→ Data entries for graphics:
──────────────────────────────

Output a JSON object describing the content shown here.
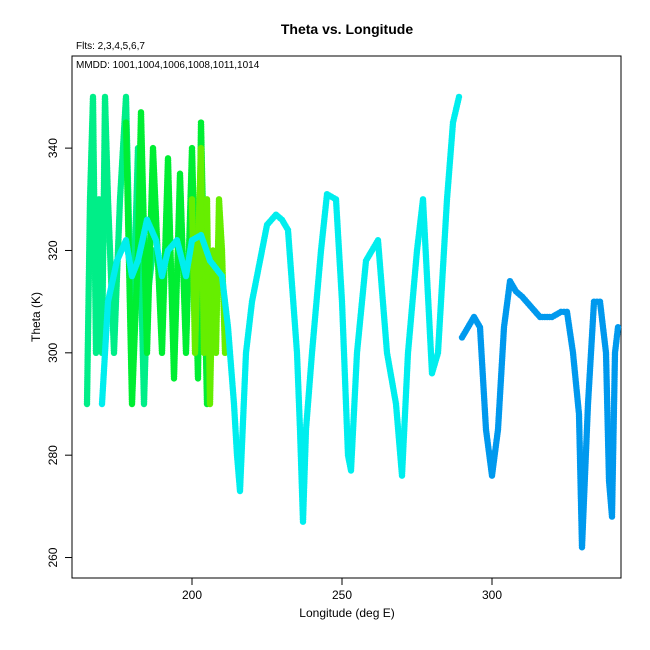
{
  "chart_data": {
    "type": "scatter",
    "title": "Theta vs. Longitude",
    "subtitle_flights": "Flts: 2,3,4,5,6,7",
    "subtitle_dates": "MMDD: 1001,1004,1006,1008,1011,1014",
    "xlabel": "Longitude (deg E)",
    "ylabel": "Theta (K)",
    "xlim": [
      160,
      343
    ],
    "ylim": [
      256,
      358
    ],
    "xticks": [
      200,
      250,
      300
    ],
    "yticks": [
      260,
      280,
      300,
      320,
      340
    ],
    "grid": false,
    "legend": "none",
    "series": [
      {
        "color": "#00ee88",
        "points": [
          [
            165,
            290
          ],
          [
            166,
            330
          ],
          [
            167,
            350
          ],
          [
            168,
            300
          ],
          [
            169,
            330
          ],
          [
            170,
            300
          ],
          [
            171,
            350
          ],
          [
            172,
            330
          ],
          [
            174,
            300
          ],
          [
            176,
            330
          ],
          [
            178,
            350
          ],
          [
            180,
            300
          ],
          [
            182,
            340
          ],
          [
            184,
            290
          ],
          [
            185,
            310
          ],
          [
            187,
            320
          ]
        ]
      },
      {
        "color": "#00ee33",
        "points": [
          [
            178,
            345
          ],
          [
            180,
            290
          ],
          [
            182,
            320
          ],
          [
            183,
            347
          ],
          [
            185,
            300
          ],
          [
            187,
            340
          ],
          [
            190,
            300
          ],
          [
            192,
            338
          ],
          [
            194,
            295
          ],
          [
            196,
            335
          ],
          [
            198,
            300
          ],
          [
            200,
            340
          ],
          [
            202,
            295
          ],
          [
            203,
            345
          ],
          [
            205,
            290
          ]
        ]
      },
      {
        "color": "#66ee00",
        "points": [
          [
            200,
            330
          ],
          [
            201,
            300
          ],
          [
            202,
            320
          ],
          [
            203,
            340
          ],
          [
            204,
            300
          ],
          [
            205,
            330
          ],
          [
            206,
            290
          ],
          [
            207,
            320
          ],
          [
            208,
            300
          ],
          [
            209,
            330
          ],
          [
            210,
            320
          ],
          [
            211,
            300
          ]
        ]
      },
      {
        "color": "#00eeee",
        "points": [
          [
            170,
            290
          ],
          [
            172,
            310
          ],
          [
            175,
            318
          ],
          [
            178,
            322
          ],
          [
            180,
            315
          ],
          [
            182,
            318
          ],
          [
            185,
            326
          ],
          [
            188,
            322
          ],
          [
            190,
            315
          ],
          [
            192,
            320
          ],
          [
            195,
            322
          ],
          [
            198,
            315
          ],
          [
            200,
            322
          ],
          [
            203,
            323
          ],
          [
            206,
            318
          ],
          [
            210,
            315
          ],
          [
            212,
            305
          ],
          [
            214,
            290
          ],
          [
            215,
            280
          ],
          [
            216,
            273
          ],
          [
            218,
            300
          ],
          [
            220,
            310
          ],
          [
            225,
            325
          ],
          [
            228,
            327
          ],
          [
            230,
            326
          ],
          [
            232,
            324
          ],
          [
            235,
            300
          ],
          [
            236,
            285
          ],
          [
            237,
            267
          ],
          [
            238,
            285
          ],
          [
            240,
            300
          ],
          [
            243,
            320
          ],
          [
            245,
            331
          ],
          [
            248,
            330
          ],
          [
            250,
            310
          ],
          [
            252,
            280
          ],
          [
            253,
            277
          ],
          [
            255,
            300
          ],
          [
            258,
            318
          ],
          [
            262,
            322
          ],
          [
            265,
            300
          ],
          [
            268,
            290
          ],
          [
            270,
            276
          ],
          [
            272,
            300
          ],
          [
            275,
            320
          ],
          [
            277,
            330
          ],
          [
            280,
            296
          ],
          [
            282,
            300
          ],
          [
            285,
            330
          ],
          [
            287,
            345
          ],
          [
            289,
            350
          ]
        ]
      },
      {
        "color": "#0099ee",
        "points": [
          [
            290,
            303
          ],
          [
            292,
            305
          ],
          [
            294,
            307
          ],
          [
            296,
            305
          ],
          [
            298,
            285
          ],
          [
            300,
            276
          ],
          [
            302,
            285
          ],
          [
            304,
            305
          ],
          [
            306,
            314
          ],
          [
            308,
            312
          ],
          [
            310,
            311
          ],
          [
            313,
            309
          ],
          [
            316,
            307
          ],
          [
            320,
            307
          ],
          [
            323,
            308
          ],
          [
            325,
            308
          ],
          [
            327,
            300
          ],
          [
            329,
            288
          ],
          [
            330,
            262
          ],
          [
            332,
            290
          ],
          [
            334,
            310
          ],
          [
            336,
            310
          ],
          [
            338,
            300
          ],
          [
            339,
            275
          ],
          [
            340,
            268
          ],
          [
            341,
            300
          ],
          [
            342,
            305
          ]
        ]
      }
    ]
  }
}
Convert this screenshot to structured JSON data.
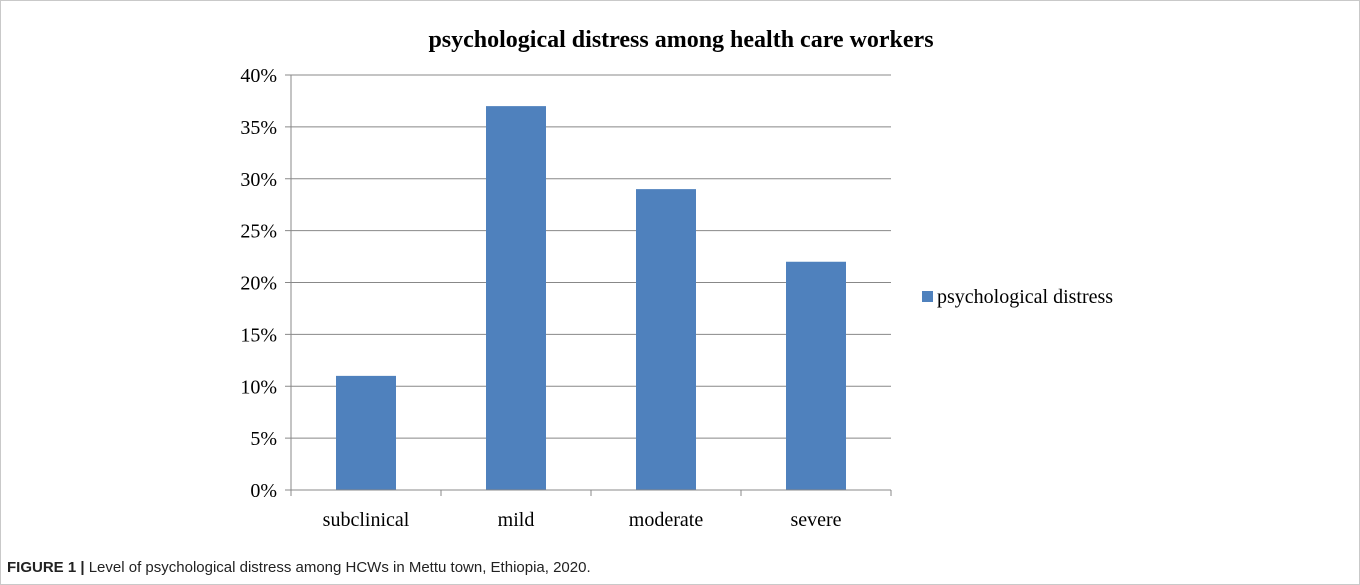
{
  "chart_data": {
    "type": "bar",
    "title": "psychological distress among health care workers",
    "categories": [
      "subclinical",
      "mild",
      "moderate",
      "severe"
    ],
    "series": [
      {
        "name": "psychological distress",
        "values": [
          11,
          37,
          29,
          22
        ],
        "color": "#4f81bd"
      }
    ],
    "ylim": [
      0,
      40
    ],
    "ytick_labels": [
      "0%",
      "5%",
      "10%",
      "15%",
      "20%",
      "25%",
      "30%",
      "35%",
      "40%"
    ],
    "ytick_values": [
      0,
      5,
      10,
      15,
      20,
      25,
      30,
      35,
      40
    ],
    "grid": true,
    "legend_position": "right"
  },
  "caption": {
    "label": "FIGURE 1 |",
    "text": " Level of psychological distress among HCWs in Mettu town, Ethiopia, 2020."
  }
}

──────────────────────────────

→ Problem requirements:
Show the lines of the records that include the string "JSON".

→ Full response:
Output a JSON object describing the content shown here.
Convert this screenshot to structured JSON data.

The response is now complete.